### Recorded data
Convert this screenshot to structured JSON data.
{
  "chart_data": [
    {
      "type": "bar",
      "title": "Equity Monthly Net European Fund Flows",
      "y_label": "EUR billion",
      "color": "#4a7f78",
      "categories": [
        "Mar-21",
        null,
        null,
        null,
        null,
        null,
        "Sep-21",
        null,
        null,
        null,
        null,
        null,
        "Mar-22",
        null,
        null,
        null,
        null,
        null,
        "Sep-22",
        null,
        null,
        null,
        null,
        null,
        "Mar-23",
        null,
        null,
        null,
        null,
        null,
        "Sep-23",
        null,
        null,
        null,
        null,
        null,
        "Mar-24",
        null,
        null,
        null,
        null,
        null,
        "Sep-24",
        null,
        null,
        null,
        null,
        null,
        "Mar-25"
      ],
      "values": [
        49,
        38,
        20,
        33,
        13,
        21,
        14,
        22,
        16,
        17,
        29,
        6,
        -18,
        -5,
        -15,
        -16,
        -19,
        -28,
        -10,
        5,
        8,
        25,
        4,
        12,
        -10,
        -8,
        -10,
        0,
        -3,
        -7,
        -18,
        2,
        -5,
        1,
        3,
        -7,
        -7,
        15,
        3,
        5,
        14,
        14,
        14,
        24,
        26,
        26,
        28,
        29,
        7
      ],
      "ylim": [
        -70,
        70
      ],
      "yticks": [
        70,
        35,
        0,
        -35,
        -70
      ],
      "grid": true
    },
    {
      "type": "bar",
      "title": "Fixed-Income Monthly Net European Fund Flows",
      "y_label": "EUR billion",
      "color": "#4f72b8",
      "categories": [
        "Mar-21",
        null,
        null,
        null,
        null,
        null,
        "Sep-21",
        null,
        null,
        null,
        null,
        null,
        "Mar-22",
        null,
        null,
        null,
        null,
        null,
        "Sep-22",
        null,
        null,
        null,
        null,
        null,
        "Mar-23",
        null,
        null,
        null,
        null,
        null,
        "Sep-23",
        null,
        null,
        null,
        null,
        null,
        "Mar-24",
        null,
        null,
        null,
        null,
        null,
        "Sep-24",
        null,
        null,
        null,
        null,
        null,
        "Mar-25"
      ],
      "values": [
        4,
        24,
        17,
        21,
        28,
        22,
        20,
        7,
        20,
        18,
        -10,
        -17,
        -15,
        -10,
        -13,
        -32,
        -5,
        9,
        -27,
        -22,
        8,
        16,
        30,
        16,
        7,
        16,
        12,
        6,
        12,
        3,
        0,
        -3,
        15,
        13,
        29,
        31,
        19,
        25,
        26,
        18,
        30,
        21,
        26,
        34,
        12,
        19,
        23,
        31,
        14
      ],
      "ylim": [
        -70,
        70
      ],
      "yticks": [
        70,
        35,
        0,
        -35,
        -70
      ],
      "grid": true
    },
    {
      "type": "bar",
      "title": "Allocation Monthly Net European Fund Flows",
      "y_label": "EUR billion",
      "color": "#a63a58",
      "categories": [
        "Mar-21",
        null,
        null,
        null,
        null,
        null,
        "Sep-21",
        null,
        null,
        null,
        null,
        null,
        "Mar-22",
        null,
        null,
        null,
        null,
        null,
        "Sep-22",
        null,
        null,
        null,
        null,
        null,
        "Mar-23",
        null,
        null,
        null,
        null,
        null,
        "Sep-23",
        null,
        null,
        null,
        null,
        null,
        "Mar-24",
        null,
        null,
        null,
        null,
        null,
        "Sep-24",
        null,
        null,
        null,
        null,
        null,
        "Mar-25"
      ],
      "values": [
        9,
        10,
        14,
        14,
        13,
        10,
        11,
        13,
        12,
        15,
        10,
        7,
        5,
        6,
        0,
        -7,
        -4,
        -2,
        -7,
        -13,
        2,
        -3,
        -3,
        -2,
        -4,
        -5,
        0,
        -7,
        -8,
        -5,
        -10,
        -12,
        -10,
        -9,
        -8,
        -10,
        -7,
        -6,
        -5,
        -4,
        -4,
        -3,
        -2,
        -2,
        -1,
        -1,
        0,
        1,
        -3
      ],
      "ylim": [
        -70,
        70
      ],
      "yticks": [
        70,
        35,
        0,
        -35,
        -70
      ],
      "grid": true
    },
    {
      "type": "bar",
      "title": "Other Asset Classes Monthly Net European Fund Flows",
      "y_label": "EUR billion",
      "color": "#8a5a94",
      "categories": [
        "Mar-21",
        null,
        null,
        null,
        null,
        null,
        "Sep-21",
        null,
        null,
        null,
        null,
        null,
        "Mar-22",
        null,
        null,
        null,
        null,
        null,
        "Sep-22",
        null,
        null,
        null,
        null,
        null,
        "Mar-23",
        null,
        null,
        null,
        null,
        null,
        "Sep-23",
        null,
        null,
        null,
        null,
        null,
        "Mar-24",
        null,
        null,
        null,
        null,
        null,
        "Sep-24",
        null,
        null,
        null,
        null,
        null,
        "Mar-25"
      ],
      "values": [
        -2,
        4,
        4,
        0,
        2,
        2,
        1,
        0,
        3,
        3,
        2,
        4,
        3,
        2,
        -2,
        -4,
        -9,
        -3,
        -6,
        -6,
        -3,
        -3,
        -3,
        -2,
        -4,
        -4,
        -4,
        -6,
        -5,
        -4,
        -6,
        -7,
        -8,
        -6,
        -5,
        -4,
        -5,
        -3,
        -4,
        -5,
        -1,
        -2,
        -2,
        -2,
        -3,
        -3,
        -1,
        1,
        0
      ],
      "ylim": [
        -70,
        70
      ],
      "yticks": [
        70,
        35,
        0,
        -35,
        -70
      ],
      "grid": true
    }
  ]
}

### Exercise brief
Your task is to retype all the records above with nothing left out.

### Task response
Convert this screenshot to structured JSON data.
{
  "chart_data": [
    {
      "type": "bar",
      "title": "Equity Monthly Net European Fund Flows",
      "y_label": "EUR billion",
      "color": "#4a7f78",
      "categories": [
        "Mar-21",
        null,
        null,
        null,
        null,
        null,
        "Sep-21",
        null,
        null,
        null,
        null,
        null,
        "Mar-22",
        null,
        null,
        null,
        null,
        null,
        "Sep-22",
        null,
        null,
        null,
        null,
        null,
        "Mar-23",
        null,
        null,
        null,
        null,
        null,
        "Sep-23",
        null,
        null,
        null,
        null,
        null,
        "Mar-24",
        null,
        null,
        null,
        null,
        null,
        "Sep-24",
        null,
        null,
        null,
        null,
        null,
        "Mar-25"
      ],
      "values": [
        49,
        38,
        20,
        33,
        13,
        21,
        14,
        22,
        16,
        17,
        29,
        6,
        -18,
        -5,
        -15,
        -16,
        -19,
        -28,
        -10,
        5,
        8,
        25,
        4,
        12,
        -10,
        -8,
        -10,
        0,
        -3,
        -7,
        -18,
        2,
        -5,
        1,
        3,
        -7,
        -7,
        15,
        3,
        5,
        14,
        14,
        14,
        24,
        26,
        26,
        28,
        29,
        7
      ],
      "ylim": [
        -70,
        70
      ],
      "yticks": [
        70,
        35,
        0,
        -35,
        -70
      ],
      "grid": true
    },
    {
      "type": "bar",
      "title": "Fixed-Income Monthly Net European Fund Flows",
      "y_label": "EUR billion",
      "color": "#4f72b8",
      "categories": [
        "Mar-21",
        null,
        null,
        null,
        null,
        null,
        "Sep-21",
        null,
        null,
        null,
        null,
        null,
        "Mar-22",
        null,
        null,
        null,
        null,
        null,
        "Sep-22",
        null,
        null,
        null,
        null,
        null,
        "Mar-23",
        null,
        null,
        null,
        null,
        null,
        "Sep-23",
        null,
        null,
        null,
        null,
        null,
        "Mar-24",
        null,
        null,
        null,
        null,
        null,
        "Sep-24",
        null,
        null,
        null,
        null,
        null,
        "Mar-25"
      ],
      "values": [
        4,
        24,
        17,
        21,
        28,
        22,
        20,
        7,
        20,
        18,
        -10,
        -17,
        -15,
        -10,
        -13,
        -32,
        -5,
        9,
        -27,
        -22,
        8,
        16,
        30,
        16,
        7,
        16,
        12,
        6,
        12,
        3,
        0,
        -3,
        15,
        13,
        29,
        31,
        19,
        25,
        26,
        18,
        30,
        21,
        26,
        34,
        12,
        19,
        23,
        31,
        14
      ],
      "ylim": [
        -70,
        70
      ],
      "yticks": [
        70,
        35,
        0,
        -35,
        -70
      ],
      "grid": true
    },
    {
      "type": "bar",
      "title": "Allocation Monthly Net European Fund Flows",
      "y_label": "EUR billion",
      "color": "#a63a58",
      "categories": [
        "Mar-21",
        null,
        null,
        null,
        null,
        null,
        "Sep-21",
        null,
        null,
        null,
        null,
        null,
        "Mar-22",
        null,
        null,
        null,
        null,
        null,
        "Sep-22",
        null,
        null,
        null,
        null,
        null,
        "Mar-23",
        null,
        null,
        null,
        null,
        null,
        "Sep-23",
        null,
        null,
        null,
        null,
        null,
        "Mar-24",
        null,
        null,
        null,
        null,
        null,
        "Sep-24",
        null,
        null,
        null,
        null,
        null,
        "Mar-25"
      ],
      "values": [
        9,
        10,
        14,
        14,
        13,
        10,
        11,
        13,
        12,
        15,
        10,
        7,
        5,
        6,
        0,
        -7,
        -4,
        -2,
        -7,
        -13,
        2,
        -3,
        -3,
        -2,
        -4,
        -5,
        0,
        -7,
        -8,
        -5,
        -10,
        -12,
        -10,
        -9,
        -8,
        -10,
        -7,
        -6,
        -5,
        -4,
        -4,
        -3,
        -2,
        -2,
        -1,
        -1,
        0,
        1,
        -3
      ],
      "ylim": [
        -70,
        70
      ],
      "yticks": [
        70,
        35,
        0,
        -35,
        -70
      ],
      "grid": true
    },
    {
      "type": "bar",
      "title": "Other Asset Classes Monthly Net European Fund Flows",
      "y_label": "EUR billion",
      "color": "#8a5a94",
      "categories": [
        "Mar-21",
        null,
        null,
        null,
        null,
        null,
        "Sep-21",
        null,
        null,
        null,
        null,
        null,
        "Mar-22",
        null,
        null,
        null,
        null,
        null,
        "Sep-22",
        null,
        null,
        null,
        null,
        null,
        "Mar-23",
        null,
        null,
        null,
        null,
        null,
        "Sep-23",
        null,
        null,
        null,
        null,
        null,
        "Mar-24",
        null,
        null,
        null,
        null,
        null,
        "Sep-24",
        null,
        null,
        null,
        null,
        null,
        "Mar-25"
      ],
      "values": [
        -2,
        4,
        4,
        0,
        2,
        2,
        1,
        0,
        3,
        3,
        2,
        4,
        3,
        2,
        -2,
        -4,
        -9,
        -3,
        -6,
        -6,
        -3,
        -3,
        -3,
        -2,
        -4,
        -4,
        -4,
        -6,
        -5,
        -4,
        -6,
        -7,
        -8,
        -6,
        -5,
        -4,
        -5,
        -3,
        -4,
        -5,
        -1,
        -2,
        -2,
        -2,
        -3,
        -3,
        -1,
        1,
        0
      ],
      "ylim": [
        -70,
        70
      ],
      "yticks": [
        70,
        35,
        0,
        -35,
        -70
      ],
      "grid": true
    }
  ]
}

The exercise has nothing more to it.